**CHALLENGE:** Every entry must be given again exactly.

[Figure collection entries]
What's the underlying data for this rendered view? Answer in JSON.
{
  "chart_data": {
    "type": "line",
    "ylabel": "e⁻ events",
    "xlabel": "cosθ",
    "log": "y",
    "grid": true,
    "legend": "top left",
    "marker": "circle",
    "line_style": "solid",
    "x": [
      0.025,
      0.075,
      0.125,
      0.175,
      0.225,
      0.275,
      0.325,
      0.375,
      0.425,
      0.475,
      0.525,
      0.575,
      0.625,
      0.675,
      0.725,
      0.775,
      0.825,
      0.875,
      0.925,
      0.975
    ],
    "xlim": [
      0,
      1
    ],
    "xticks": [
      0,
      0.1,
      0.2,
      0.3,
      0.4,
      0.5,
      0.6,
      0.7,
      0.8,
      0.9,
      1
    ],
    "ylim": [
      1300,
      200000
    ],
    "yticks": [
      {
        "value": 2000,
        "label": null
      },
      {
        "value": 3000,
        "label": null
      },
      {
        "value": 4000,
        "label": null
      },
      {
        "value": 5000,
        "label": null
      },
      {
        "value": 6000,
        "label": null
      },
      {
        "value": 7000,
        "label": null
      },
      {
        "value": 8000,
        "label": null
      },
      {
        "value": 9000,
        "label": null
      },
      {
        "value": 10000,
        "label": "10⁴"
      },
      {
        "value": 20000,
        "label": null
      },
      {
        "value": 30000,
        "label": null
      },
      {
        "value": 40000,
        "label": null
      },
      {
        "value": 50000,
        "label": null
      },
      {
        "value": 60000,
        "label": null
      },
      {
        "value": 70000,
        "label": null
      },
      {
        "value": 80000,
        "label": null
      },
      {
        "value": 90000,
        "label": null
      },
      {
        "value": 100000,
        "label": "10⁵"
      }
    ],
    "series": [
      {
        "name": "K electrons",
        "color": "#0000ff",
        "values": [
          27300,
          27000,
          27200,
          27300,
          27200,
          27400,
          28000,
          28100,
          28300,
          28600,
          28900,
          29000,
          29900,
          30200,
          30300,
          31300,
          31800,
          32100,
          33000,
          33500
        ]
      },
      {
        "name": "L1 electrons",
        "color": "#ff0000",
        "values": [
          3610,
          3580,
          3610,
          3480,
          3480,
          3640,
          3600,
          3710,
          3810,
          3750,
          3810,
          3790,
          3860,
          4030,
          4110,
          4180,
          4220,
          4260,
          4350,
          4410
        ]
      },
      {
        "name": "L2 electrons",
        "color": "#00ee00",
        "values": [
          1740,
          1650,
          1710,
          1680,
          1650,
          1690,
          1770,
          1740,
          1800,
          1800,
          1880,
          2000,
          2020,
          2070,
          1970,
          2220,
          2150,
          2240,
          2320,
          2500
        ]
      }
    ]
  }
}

**SOLUTION:**
What's the underlying data for this rendered view? Answer in JSON.
{
  "chart_data": {
    "type": "line",
    "ylabel": "e⁻ events",
    "xlabel": "cosθ",
    "log": "y",
    "grid": true,
    "legend": "top left",
    "marker": "circle",
    "line_style": "solid",
    "x": [
      0.025,
      0.075,
      0.125,
      0.175,
      0.225,
      0.275,
      0.325,
      0.375,
      0.425,
      0.475,
      0.525,
      0.575,
      0.625,
      0.675,
      0.725,
      0.775,
      0.825,
      0.875,
      0.925,
      0.975
    ],
    "xlim": [
      0,
      1
    ],
    "xticks": [
      0,
      0.1,
      0.2,
      0.3,
      0.4,
      0.5,
      0.6,
      0.7,
      0.8,
      0.9,
      1
    ],
    "ylim": [
      1300,
      200000
    ],
    "yticks": [
      {
        "value": 2000,
        "label": null
      },
      {
        "value": 3000,
        "label": null
      },
      {
        "value": 4000,
        "label": null
      },
      {
        "value": 5000,
        "label": null
      },
      {
        "value": 6000,
        "label": null
      },
      {
        "value": 7000,
        "label": null
      },
      {
        "value": 8000,
        "label": null
      },
      {
        "value": 9000,
        "label": null
      },
      {
        "value": 10000,
        "label": "10⁴"
      },
      {
        "value": 20000,
        "label": null
      },
      {
        "value": 30000,
        "label": null
      },
      {
        "value": 40000,
        "label": null
      },
      {
        "value": 50000,
        "label": null
      },
      {
        "value": 60000,
        "label": null
      },
      {
        "value": 70000,
        "label": null
      },
      {
        "value": 80000,
        "label": null
      },
      {
        "value": 90000,
        "label": null
      },
      {
        "value": 100000,
        "label": "10⁵"
      }
    ],
    "series": [
      {
        "name": "K electrons",
        "color": "#0000ff",
        "values": [
          27300,
          27000,
          27200,
          27300,
          27200,
          27400,
          28000,
          28100,
          28300,
          28600,
          28900,
          29000,
          29900,
          30200,
          30300,
          31300,
          31800,
          32100,
          33000,
          33500
        ]
      },
      {
        "name": "L1 electrons",
        "color": "#ff0000",
        "values": [
          3610,
          3580,
          3610,
          3480,
          3480,
          3640,
          3600,
          3710,
          3810,
          3750,
          3810,
          3790,
          3860,
          4030,
          4110,
          4180,
          4220,
          4260,
          4350,
          4410
        ]
      },
      {
        "name": "L2 electrons",
        "color": "#00ee00",
        "values": [
          1740,
          1650,
          1710,
          1680,
          1650,
          1690,
          1770,
          1740,
          1800,
          1800,
          1880,
          2000,
          2020,
          2070,
          1970,
          2220,
          2150,
          2240,
          2320,
          2500
        ]
      }
    ]
  }
}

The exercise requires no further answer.